* YOUR TASK: All of the material below is to be repeated exactly.

* PROVIDED RECORDS:
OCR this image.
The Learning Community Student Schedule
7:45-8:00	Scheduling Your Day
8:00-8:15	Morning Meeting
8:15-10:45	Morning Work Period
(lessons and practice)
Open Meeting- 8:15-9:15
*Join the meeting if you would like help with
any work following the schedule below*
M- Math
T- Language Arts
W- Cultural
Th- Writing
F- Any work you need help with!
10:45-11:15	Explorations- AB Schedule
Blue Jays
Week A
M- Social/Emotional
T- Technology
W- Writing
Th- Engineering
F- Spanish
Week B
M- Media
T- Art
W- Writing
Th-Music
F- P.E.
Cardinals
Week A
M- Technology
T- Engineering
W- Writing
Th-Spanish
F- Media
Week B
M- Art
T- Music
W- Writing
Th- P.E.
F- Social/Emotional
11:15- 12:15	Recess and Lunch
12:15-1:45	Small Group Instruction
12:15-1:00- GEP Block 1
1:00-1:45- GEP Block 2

* TASK SOLUTION:
OCR this image.
The Learning Community Student Schedule
7:45-8:00	Scheduling Your Day
8:00-8:15	Morning Meeting
8:15-10:45	Morning Work Period
(lessons and practice)
Open Meeting- 8:15-9:15
*Join the meeting if you would like help with
any work following the schedule below*
M- Math
T- Language Arts
W- Cultural
Th- Writing
F- Any work you need help with!
10:45-11:15	Explorations- AB Schedule
Blue Jays
Week A
M- Social/Emotional
T- Technology
W- Writing
Th- Engineering
F- Spanish
Week B
M- Media
T- Art
W- Writing
Th-Music
F- P.E.
Cardinals
Week A
M- Technology
T- Engineering
W- Writing
Th-Spanish
F- Media
Week B
M- Art
T- Music
W- Writing
Th- P.E.
F- Social/Emotional
11:15- 12:15	Recess and Lunch
12:15-1:45	Small Group Instruction
12:15-1:00- GEP Block 1
1:00-1:45- GEP Block 2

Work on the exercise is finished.